> **The task**: Gather every line below where "Maths" appears.

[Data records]
------------------------------
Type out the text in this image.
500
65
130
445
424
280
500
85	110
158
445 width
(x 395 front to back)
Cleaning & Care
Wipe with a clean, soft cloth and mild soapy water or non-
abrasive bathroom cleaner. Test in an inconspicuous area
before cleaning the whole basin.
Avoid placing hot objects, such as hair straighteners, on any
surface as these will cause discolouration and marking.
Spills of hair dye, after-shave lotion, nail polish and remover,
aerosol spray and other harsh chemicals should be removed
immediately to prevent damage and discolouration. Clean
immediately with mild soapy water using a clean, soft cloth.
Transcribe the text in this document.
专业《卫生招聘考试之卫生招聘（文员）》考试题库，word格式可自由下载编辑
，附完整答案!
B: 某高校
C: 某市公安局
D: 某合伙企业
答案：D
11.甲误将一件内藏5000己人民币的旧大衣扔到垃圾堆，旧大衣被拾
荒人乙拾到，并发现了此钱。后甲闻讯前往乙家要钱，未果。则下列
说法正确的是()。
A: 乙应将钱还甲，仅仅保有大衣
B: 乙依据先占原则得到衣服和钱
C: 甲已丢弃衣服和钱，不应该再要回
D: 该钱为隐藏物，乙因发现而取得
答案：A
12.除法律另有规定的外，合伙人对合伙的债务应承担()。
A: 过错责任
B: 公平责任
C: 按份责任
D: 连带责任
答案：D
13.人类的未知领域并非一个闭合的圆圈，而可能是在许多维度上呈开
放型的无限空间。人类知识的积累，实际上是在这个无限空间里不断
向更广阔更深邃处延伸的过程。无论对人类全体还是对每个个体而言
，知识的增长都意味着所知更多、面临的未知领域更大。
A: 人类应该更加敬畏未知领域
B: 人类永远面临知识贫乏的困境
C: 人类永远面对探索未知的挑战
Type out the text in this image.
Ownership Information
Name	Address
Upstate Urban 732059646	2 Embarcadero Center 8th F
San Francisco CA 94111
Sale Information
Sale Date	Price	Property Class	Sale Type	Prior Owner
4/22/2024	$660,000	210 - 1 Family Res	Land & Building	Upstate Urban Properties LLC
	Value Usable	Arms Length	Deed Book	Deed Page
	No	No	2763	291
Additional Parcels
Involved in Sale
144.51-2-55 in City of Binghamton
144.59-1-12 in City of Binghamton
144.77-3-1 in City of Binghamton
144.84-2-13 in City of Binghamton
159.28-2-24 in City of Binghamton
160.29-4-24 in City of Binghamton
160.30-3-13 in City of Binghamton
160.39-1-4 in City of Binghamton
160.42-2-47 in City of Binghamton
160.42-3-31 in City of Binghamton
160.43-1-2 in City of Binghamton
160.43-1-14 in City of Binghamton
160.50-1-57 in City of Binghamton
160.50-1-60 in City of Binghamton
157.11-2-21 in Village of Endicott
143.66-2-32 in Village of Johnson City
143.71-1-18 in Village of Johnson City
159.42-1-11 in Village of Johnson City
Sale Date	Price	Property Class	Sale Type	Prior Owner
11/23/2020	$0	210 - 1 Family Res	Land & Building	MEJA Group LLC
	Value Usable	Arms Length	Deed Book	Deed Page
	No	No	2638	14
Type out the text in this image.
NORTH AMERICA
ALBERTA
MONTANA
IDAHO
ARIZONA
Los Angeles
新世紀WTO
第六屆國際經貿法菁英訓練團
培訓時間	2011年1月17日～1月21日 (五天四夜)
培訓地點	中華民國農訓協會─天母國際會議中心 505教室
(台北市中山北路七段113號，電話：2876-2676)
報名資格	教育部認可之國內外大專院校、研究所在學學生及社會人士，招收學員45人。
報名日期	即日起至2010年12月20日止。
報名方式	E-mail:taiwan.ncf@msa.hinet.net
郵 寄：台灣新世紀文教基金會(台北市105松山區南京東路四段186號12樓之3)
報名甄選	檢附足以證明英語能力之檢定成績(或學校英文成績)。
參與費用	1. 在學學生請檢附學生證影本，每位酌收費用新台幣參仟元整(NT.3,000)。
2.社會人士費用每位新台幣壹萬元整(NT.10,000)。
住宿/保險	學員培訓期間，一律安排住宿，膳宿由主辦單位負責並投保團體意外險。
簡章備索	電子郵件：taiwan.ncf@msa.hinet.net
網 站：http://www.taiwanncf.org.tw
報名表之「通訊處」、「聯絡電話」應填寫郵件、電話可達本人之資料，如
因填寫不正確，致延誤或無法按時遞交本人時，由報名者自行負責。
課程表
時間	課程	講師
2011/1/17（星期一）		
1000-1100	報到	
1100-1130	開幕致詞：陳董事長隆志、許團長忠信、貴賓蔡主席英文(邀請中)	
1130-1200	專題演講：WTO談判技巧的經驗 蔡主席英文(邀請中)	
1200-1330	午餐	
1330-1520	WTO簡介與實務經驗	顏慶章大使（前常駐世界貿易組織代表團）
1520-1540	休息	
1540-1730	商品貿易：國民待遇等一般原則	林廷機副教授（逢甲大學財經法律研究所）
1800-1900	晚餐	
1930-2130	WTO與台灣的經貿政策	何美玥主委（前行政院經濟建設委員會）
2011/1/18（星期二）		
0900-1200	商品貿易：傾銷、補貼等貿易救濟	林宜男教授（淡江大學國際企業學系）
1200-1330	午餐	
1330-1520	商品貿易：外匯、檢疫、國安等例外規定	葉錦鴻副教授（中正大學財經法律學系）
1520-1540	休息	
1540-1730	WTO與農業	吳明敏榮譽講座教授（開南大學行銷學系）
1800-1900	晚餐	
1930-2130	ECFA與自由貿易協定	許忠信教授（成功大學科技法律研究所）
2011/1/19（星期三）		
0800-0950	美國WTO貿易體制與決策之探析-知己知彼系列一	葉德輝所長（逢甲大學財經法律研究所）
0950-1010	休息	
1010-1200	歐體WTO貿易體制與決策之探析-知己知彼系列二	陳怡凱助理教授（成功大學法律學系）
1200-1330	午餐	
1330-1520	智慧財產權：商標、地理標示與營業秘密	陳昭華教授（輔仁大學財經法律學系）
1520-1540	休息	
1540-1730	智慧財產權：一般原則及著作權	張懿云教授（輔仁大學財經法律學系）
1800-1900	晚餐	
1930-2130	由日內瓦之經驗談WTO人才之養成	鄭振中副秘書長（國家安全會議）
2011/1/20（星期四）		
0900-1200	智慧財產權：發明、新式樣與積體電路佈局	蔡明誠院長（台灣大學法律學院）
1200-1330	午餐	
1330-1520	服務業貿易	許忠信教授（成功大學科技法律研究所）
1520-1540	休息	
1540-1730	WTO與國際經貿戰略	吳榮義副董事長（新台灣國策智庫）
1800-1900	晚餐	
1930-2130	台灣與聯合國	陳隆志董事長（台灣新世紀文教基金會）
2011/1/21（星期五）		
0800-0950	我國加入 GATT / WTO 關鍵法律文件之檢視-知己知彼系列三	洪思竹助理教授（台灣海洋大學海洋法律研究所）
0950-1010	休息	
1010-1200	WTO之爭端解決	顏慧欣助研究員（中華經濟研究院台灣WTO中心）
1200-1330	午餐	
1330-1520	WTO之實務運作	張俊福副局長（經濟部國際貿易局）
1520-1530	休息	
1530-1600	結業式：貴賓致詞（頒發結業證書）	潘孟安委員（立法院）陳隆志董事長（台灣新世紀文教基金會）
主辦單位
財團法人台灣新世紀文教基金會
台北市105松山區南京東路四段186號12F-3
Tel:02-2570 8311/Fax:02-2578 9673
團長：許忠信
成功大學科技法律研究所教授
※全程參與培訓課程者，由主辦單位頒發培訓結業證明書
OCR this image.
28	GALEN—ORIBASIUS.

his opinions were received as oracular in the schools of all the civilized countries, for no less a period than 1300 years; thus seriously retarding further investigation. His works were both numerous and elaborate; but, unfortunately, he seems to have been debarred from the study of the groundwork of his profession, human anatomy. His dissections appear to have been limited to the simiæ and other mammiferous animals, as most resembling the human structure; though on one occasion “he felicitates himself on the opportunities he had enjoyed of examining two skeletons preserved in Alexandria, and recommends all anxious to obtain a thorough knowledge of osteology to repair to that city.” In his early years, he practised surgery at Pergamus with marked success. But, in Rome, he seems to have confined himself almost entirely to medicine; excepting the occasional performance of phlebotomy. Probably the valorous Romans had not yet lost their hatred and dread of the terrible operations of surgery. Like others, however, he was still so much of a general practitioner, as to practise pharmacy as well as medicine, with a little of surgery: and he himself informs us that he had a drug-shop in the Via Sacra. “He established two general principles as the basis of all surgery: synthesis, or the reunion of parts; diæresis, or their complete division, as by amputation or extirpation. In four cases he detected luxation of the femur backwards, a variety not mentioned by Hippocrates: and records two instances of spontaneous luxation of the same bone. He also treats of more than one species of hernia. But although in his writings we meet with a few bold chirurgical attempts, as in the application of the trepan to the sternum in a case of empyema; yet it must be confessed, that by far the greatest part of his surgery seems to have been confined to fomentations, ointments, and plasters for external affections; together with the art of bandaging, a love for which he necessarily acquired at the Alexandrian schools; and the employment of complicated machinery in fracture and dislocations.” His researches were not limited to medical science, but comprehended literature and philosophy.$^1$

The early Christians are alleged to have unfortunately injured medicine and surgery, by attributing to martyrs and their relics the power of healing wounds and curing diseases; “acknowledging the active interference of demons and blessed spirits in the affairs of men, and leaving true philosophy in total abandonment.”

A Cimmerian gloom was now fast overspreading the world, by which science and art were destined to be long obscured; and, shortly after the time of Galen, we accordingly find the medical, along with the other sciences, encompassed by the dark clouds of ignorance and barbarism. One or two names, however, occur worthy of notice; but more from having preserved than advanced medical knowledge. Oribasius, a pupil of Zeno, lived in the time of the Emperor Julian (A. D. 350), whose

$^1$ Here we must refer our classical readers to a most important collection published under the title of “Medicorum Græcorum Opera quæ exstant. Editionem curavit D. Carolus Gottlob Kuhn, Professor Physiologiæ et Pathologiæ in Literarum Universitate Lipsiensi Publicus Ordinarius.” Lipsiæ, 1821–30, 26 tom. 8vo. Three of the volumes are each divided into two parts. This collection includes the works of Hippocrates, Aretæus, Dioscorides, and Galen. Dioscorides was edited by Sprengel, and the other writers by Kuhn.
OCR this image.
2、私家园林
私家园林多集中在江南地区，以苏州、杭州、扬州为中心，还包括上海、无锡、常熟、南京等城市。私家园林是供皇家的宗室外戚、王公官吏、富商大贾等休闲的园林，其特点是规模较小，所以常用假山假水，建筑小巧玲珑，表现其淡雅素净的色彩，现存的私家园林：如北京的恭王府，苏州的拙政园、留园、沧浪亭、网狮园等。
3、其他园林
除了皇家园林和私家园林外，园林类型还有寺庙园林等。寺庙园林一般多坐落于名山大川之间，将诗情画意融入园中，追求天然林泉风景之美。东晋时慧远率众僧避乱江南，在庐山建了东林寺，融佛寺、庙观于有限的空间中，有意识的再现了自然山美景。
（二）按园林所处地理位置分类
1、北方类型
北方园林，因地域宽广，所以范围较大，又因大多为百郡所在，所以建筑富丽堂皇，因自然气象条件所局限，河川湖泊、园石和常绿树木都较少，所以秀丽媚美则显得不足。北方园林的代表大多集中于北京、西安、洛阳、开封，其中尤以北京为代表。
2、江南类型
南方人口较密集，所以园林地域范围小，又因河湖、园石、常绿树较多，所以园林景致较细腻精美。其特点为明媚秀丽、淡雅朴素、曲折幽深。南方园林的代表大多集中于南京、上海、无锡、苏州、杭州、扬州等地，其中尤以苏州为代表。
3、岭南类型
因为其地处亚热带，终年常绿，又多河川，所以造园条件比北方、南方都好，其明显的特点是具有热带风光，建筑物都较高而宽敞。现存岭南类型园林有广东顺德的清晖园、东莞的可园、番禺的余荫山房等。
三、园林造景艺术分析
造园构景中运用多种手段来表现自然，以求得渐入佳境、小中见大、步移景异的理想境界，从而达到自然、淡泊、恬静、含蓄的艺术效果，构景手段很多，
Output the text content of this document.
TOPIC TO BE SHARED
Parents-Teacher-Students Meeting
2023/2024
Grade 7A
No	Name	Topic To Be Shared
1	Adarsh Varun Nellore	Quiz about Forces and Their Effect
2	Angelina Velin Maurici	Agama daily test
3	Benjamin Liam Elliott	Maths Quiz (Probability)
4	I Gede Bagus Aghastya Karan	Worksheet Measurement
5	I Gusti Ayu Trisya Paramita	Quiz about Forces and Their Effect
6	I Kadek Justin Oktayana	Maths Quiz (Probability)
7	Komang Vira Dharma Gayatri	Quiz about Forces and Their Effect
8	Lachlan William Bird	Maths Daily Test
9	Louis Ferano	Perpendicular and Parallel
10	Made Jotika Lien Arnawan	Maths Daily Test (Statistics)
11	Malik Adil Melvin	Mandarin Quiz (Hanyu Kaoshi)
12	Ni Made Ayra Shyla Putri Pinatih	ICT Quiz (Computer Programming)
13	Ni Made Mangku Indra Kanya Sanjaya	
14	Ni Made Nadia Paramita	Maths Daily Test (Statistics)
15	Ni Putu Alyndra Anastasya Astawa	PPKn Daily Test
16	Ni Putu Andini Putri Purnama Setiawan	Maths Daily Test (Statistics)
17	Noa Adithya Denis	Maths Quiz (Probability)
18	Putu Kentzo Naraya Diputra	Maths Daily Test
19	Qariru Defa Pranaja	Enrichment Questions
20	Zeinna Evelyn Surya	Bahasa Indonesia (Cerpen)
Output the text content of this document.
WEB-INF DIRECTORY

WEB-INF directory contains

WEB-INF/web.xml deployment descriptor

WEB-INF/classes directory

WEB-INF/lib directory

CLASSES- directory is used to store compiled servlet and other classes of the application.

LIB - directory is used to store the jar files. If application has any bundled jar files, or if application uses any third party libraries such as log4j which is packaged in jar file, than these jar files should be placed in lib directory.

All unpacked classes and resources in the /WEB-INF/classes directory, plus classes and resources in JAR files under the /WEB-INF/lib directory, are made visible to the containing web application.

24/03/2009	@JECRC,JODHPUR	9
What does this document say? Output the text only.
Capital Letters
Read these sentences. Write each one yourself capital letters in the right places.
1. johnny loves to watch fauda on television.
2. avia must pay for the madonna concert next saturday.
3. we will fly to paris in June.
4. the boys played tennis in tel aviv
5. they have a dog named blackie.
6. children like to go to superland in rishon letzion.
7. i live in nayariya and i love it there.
------------------------------
> **Problem solution**:
3	Benjamin Liam Elliott	Maths Quiz (Probability)
6	I Kadek Justin Oktayana	Maths Quiz (Probability)
8	Lachlan William Bird	Maths Daily Test
10	Made Jotika Lien Arnawan	Maths Daily Test (Statistics)
14	Ni Made Nadia Paramita	Maths Daily Test (Statistics)
16	Ni Putu Andini Putri Purnama Setiawan	Maths Daily Test (Statistics)
17	Noa Adithya Denis	Maths Quiz (Probability)
18	Putu Kentzo Naraya Diputra	Maths Daily Test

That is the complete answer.